**Work to complete:** Only a number is required: how many lines of the material contain the word "výraz"?

**Extracted entries:**

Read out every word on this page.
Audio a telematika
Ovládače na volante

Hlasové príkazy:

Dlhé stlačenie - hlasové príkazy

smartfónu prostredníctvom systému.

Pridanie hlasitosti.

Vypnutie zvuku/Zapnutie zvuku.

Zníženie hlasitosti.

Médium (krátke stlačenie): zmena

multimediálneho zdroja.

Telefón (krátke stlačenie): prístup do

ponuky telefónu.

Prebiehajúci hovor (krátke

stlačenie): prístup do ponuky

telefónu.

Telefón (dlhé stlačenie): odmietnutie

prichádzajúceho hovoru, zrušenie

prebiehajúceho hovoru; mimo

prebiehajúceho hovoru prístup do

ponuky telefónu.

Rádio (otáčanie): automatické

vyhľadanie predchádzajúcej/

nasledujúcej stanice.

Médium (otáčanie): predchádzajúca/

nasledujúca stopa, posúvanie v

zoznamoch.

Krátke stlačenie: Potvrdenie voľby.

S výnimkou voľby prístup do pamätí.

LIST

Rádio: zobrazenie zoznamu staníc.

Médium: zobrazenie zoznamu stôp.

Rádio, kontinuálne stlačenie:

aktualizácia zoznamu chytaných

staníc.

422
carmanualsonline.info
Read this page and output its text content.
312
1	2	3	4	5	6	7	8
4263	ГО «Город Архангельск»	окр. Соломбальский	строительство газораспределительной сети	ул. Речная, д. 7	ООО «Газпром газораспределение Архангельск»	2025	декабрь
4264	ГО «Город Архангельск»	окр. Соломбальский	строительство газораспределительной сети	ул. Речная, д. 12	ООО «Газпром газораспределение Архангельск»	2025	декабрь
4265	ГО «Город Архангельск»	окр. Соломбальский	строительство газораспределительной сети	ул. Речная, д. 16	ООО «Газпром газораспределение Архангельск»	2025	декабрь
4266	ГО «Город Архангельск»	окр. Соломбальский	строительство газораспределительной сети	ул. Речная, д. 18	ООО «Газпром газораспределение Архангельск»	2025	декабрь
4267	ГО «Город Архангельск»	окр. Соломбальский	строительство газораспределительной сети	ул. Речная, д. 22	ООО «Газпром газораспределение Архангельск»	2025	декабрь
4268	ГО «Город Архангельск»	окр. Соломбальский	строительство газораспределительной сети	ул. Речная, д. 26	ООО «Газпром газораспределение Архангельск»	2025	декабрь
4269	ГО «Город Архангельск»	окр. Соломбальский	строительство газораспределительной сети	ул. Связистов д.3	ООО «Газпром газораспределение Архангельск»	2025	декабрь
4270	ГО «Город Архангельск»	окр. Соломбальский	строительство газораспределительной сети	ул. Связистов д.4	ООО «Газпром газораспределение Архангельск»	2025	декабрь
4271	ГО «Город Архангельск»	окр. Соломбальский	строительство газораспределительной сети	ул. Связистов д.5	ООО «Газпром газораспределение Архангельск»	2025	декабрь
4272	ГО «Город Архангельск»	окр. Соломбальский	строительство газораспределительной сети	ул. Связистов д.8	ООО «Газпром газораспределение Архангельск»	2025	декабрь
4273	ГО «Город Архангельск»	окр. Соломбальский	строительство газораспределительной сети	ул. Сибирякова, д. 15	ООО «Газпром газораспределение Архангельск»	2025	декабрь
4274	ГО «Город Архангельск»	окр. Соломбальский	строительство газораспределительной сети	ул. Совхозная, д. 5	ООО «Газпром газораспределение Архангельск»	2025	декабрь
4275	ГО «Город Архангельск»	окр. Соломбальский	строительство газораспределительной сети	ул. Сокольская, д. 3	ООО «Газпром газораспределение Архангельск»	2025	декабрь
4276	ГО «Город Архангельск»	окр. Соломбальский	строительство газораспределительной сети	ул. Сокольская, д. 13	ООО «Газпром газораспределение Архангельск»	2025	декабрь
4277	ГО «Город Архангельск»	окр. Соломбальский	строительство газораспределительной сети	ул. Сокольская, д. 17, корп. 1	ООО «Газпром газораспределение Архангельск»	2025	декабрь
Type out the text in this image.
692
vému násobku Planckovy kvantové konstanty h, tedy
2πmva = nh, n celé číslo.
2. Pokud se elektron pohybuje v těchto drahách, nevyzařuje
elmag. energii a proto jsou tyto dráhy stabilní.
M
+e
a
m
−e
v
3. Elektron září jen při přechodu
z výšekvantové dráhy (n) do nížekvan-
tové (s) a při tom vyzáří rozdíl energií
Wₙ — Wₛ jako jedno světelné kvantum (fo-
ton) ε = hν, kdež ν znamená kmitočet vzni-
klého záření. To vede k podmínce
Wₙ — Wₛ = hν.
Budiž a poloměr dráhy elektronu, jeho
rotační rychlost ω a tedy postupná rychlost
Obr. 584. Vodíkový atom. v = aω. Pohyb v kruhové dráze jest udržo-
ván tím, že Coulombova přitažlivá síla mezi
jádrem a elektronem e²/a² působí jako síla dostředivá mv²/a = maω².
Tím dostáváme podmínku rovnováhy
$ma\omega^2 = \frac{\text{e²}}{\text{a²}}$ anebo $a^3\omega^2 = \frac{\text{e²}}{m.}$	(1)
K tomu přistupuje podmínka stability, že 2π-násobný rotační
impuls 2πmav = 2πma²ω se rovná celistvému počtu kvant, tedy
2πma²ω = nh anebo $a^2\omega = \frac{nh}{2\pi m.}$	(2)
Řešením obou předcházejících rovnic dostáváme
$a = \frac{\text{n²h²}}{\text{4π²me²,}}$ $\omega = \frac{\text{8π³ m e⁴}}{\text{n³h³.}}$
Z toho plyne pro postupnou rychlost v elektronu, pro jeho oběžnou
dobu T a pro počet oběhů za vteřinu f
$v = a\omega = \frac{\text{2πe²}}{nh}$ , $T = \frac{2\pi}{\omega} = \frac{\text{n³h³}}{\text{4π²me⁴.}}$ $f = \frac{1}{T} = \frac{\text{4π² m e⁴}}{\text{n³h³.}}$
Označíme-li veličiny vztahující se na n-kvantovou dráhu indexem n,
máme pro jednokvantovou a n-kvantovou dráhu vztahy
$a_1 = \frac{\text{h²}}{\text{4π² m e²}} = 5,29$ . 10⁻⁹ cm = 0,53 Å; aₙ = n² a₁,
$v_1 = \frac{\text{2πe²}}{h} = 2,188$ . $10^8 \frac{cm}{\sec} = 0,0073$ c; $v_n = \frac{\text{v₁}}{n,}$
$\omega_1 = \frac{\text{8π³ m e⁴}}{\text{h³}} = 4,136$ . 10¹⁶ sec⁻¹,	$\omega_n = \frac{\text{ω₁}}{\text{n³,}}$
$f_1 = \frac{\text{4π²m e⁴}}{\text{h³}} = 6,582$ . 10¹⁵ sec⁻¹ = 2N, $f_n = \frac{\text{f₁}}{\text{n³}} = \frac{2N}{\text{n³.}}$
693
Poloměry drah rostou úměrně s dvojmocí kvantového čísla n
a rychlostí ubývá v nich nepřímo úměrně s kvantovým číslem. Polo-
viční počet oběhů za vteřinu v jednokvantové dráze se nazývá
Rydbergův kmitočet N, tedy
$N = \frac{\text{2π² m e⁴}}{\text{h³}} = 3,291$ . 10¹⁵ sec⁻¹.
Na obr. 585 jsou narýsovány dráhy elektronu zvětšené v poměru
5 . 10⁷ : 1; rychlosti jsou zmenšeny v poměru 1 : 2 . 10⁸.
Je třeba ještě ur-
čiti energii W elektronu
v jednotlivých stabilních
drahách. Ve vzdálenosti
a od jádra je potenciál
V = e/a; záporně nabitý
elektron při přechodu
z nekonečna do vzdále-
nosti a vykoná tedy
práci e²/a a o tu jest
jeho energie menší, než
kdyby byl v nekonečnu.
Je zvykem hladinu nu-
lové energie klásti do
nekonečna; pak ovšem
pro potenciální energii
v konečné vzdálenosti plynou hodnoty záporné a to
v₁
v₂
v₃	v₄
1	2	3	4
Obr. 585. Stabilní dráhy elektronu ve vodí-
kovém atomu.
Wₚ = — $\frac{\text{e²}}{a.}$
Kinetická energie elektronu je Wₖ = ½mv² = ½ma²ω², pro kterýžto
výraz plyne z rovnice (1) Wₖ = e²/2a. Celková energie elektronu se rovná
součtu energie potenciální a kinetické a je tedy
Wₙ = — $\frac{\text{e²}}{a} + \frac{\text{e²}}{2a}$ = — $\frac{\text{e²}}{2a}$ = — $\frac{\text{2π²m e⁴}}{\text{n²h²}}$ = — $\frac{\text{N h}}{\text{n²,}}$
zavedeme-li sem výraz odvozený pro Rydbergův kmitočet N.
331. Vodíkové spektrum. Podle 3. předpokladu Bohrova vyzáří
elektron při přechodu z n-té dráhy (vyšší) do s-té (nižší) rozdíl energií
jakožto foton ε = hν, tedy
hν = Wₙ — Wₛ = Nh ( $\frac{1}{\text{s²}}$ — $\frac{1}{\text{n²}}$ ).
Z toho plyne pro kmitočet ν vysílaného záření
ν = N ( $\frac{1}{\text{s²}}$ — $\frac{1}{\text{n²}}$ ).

**Finished exercise:** 2